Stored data
## START

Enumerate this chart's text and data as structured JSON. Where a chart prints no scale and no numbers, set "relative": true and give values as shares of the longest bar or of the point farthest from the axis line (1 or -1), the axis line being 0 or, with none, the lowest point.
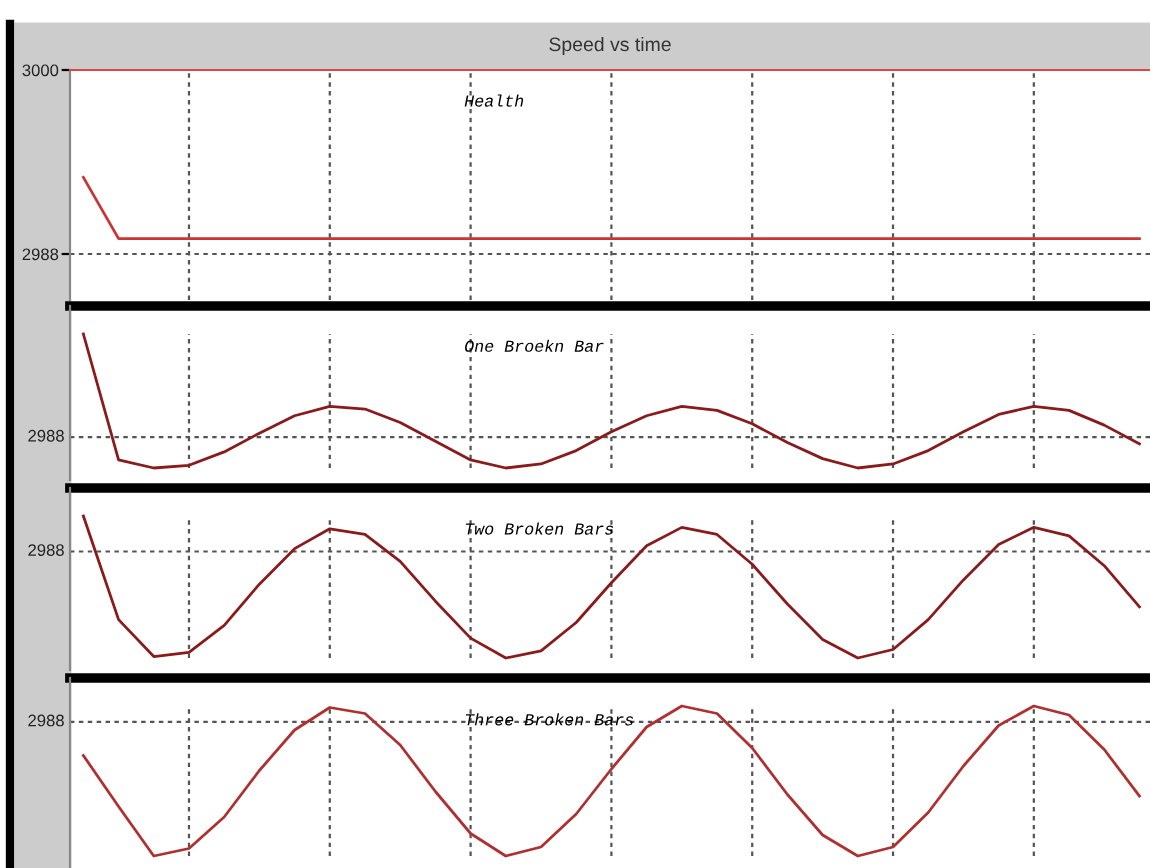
{
  "chart_data": [
    {
      "type": "line",
      "title": "Speed vs time",
      "annotations": [
        "Health"
      ],
      "categories": [
        null,
        null,
        null,
        null,
        null,
        null,
        null,
        null,
        null,
        null,
        null,
        null,
        null,
        null,
        null,
        null,
        null,
        null,
        null,
        null,
        null,
        null,
        null,
        null,
        null,
        null,
        null,
        null,
        null,
        null,
        null
      ],
      "ylim": [
        2985,
        3000
      ],
      "yticks": [
        2988,
        3000
      ],
      "grid": true,
      "series": [
        {
          "color": "#cc3333",
          "values": [
            2993,
            2989,
            2989,
            2989,
            2989,
            2989,
            2989,
            2989,
            2989,
            2989,
            2989,
            2989,
            2989,
            2989,
            2989,
            2989,
            2989,
            2989,
            2989,
            2989,
            2989,
            2989,
            2989,
            2989,
            2989,
            2989,
            2989,
            2989,
            2989,
            2989,
            2989
          ]
        }
      ]
    },
    {
      "type": "line",
      "relative": true,
      "annotations": [
        "One Broekn Bar",
        "2988"
      ],
      "categories": [
        null,
        null,
        null,
        null,
        null,
        null,
        null,
        null,
        null,
        null,
        null,
        null,
        null,
        null,
        null,
        null,
        null,
        null,
        null,
        null,
        null,
        null,
        null,
        null,
        null,
        null,
        null,
        null,
        null,
        null,
        null
      ],
      "grid": true,
      "ref_lines": [
        {
          "axis": "y",
          "value": 0.23
        }
      ],
      "series": [
        {
          "color": "#8b1a1a",
          "values": [
            1,
            0.06,
            0,
            0.02,
            0.12,
            0.26,
            0.39,
            0.46,
            0.44,
            0.34,
            0.2,
            0.06,
            0,
            0.03,
            0.13,
            0.27,
            0.39,
            0.46,
            0.43,
            0.33,
            0.19,
            0.07,
            0,
            0.03,
            0.13,
            0.27,
            0.4,
            0.46,
            0.43,
            0.32,
            0.18
          ]
        }
      ]
    },
    {
      "type": "line",
      "relative": true,
      "annotations": [
        "Two Broken Bars",
        "2988"
      ],
      "categories": [
        null,
        null,
        null,
        null,
        null,
        null,
        null,
        null,
        null,
        null,
        null,
        null,
        null,
        null,
        null,
        null,
        null,
        null,
        null,
        null,
        null,
        null,
        null,
        null,
        null,
        null,
        null,
        null,
        null,
        null,
        null
      ],
      "grid": true,
      "ref_lines": [
        {
          "axis": "y",
          "value": 0.75
        }
      ],
      "series": [
        {
          "color": "#8b1a1a",
          "values": [
            1,
            0.27,
            0.01,
            0.04,
            0.23,
            0.52,
            0.77,
            0.91,
            0.87,
            0.68,
            0.4,
            0.14,
            0,
            0.05,
            0.25,
            0.53,
            0.79,
            0.92,
            0.87,
            0.66,
            0.38,
            0.13,
            0,
            0.06,
            0.27,
            0.55,
            0.8,
            0.92,
            0.86,
            0.65,
            0.36
          ]
        }
      ]
    },
    {
      "type": "line",
      "relative": true,
      "annotations": [
        "Three Broken Bars",
        "2988"
      ],
      "categories": [
        null,
        null,
        null,
        null,
        null,
        null,
        null,
        null,
        null,
        null,
        null,
        null,
        null,
        null,
        null,
        null,
        null,
        null,
        null,
        null,
        null,
        null,
        null,
        null,
        null,
        null,
        null,
        null,
        null,
        null,
        null
      ],
      "grid": true,
      "ref_lines": [
        {
          "axis": "y",
          "value": 0.894
        }
      ],
      "series": [
        {
          "color": "#b03030",
          "values": [
            0.67,
            0.33,
            0,
            0.05,
            0.26,
            0.57,
            0.84,
            0.99,
            0.95,
            0.74,
            0.43,
            0.15,
            0,
            0.06,
            0.28,
            0.58,
            0.86,
            1,
            0.95,
            0.72,
            0.41,
            0.14,
            0,
            0.06,
            0.29,
            0.6,
            0.87,
            1,
            0.94,
            0.71,
            0.4
          ]
        }
      ]
    }
  ]
}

## END

DO THIS: Restate each line of the records exactly; pictures do not belong in the copy.

SOLUTION TO THIS PROBLEM:
Enumerate this chart's text and data as structured JSON. Where a chart prints no scale and no numbers, set "relative": true and give values as shares of the longest bar or of the point farthest from the axis line (1 or -1), the axis line being 0 or, with none, the lowest point.
{
  "chart_data": [
    {
      "type": "line",
      "title": "Speed vs time",
      "annotations": [
        "Health"
      ],
      "categories": [
        null,
        null,
        null,
        null,
        null,
        null,
        null,
        null,
        null,
        null,
        null,
        null,
        null,
        null,
        null,
        null,
        null,
        null,
        null,
        null,
        null,
        null,
        null,
        null,
        null,
        null,
        null,
        null,
        null,
        null,
        null
      ],
      "ylim": [
        2985,
        3000
      ],
      "yticks": [
        2988,
        3000
      ],
      "grid": true,
      "series": [
        {
          "color": "#cc3333",
          "values": [
            2993,
            2989,
            2989,
            2989,
            2989,
            2989,
            2989,
            2989,
            2989,
            2989,
            2989,
            2989,
            2989,
            2989,
            2989,
            2989,
            2989,
            2989,
            2989,
            2989,
            2989,
            2989,
            2989,
            2989,
            2989,
            2989,
            2989,
            2989,
            2989,
            2989,
            2989
          ]
        }
      ]
    },
    {
      "type": "line",
      "relative": true,
      "annotations": [
        "One Broekn Bar",
        "2988"
      ],
      "categories": [
        null,
        null,
        null,
        null,
        null,
        null,
        null,
        null,
        null,
        null,
        null,
        null,
        null,
        null,
        null,
        null,
        null,
        null,
        null,
        null,
        null,
        null,
        null,
        null,
        null,
        null,
        null,
        null,
        null,
        null,
        null
      ],
      "grid": true,
      "ref_lines": [
        {
          "axis": "y",
          "value": 0.23
        }
      ],
      "series": [
        {
          "color": "#8b1a1a",
          "values": [
            1,
            0.06,
            0,
            0.02,
            0.12,
            0.26,
            0.39,
            0.46,
            0.44,
            0.34,
            0.2,
            0.06,
            0,
            0.03,
            0.13,
            0.27,
            0.39,
            0.46,
            0.43,
            0.33,
            0.19,
            0.07,
            0,
            0.03,
            0.13,
            0.27,
            0.4,
            0.46,
            0.43,
            0.32,
            0.18
          ]
        }
      ]
    },
    {
      "type": "line",
      "relative": true,
      "annotations": [
        "Two Broken Bars",
        "2988"
      ],
      "categories": [
        null,
        null,
        null,
        null,
        null,
        null,
        null,
        null,
        null,
        null,
        null,
        null,
        null,
        null,
        null,
        null,
        null,
        null,
        null,
        null,
        null,
        null,
        null,
        null,
        null,
        null,
        null,
        null,
        null,
        null,
        null
      ],
      "grid": true,
      "ref_lines": [
        {
          "axis": "y",
          "value": 0.75
        }
      ],
      "series": [
        {
          "color": "#8b1a1a",
          "values": [
            1,
            0.27,
            0.01,
            0.04,
            0.23,
            0.52,
            0.77,
            0.91,
            0.87,
            0.68,
            0.4,
            0.14,
            0,
            0.05,
            0.25,
            0.53,
            0.79,
            0.92,
            0.87,
            0.66,
            0.38,
            0.13,
            0,
            0.06,
            0.27,
            0.55,
            0.8,
            0.92,
            0.86,
            0.65,
            0.36
          ]
        }
      ]
    },
    {
      "type": "line",
      "relative": true,
      "annotations": [
        "Three Broken Bars",
        "2988"
      ],
      "categories": [
        null,
        null,
        null,
        null,
        null,
        null,
        null,
        null,
        null,
        null,
        null,
        null,
        null,
        null,
        null,
        null,
        null,
        null,
        null,
        null,
        null,
        null,
        null,
        null,
        null,
        null,
        null,
        null,
        null,
        null,
        null
      ],
      "grid": true,
      "ref_lines": [
        {
          "axis": "y",
          "value": 0.894
        }
      ],
      "series": [
        {
          "color": "#b03030",
          "values": [
            0.67,
            0.33,
            0,
            0.05,
            0.26,
            0.57,
            0.84,
            0.99,
            0.95,
            0.74,
            0.43,
            0.15,
            0,
            0.06,
            0.28,
            0.58,
            0.86,
            1,
            0.95,
            0.72,
            0.41,
            0.14,
            0,
            0.06,
            0.29,
            0.6,
            0.87,
            1,
            0.94,
            0.71,
            0.4
          ]
        }
      ]
    }
  ]
}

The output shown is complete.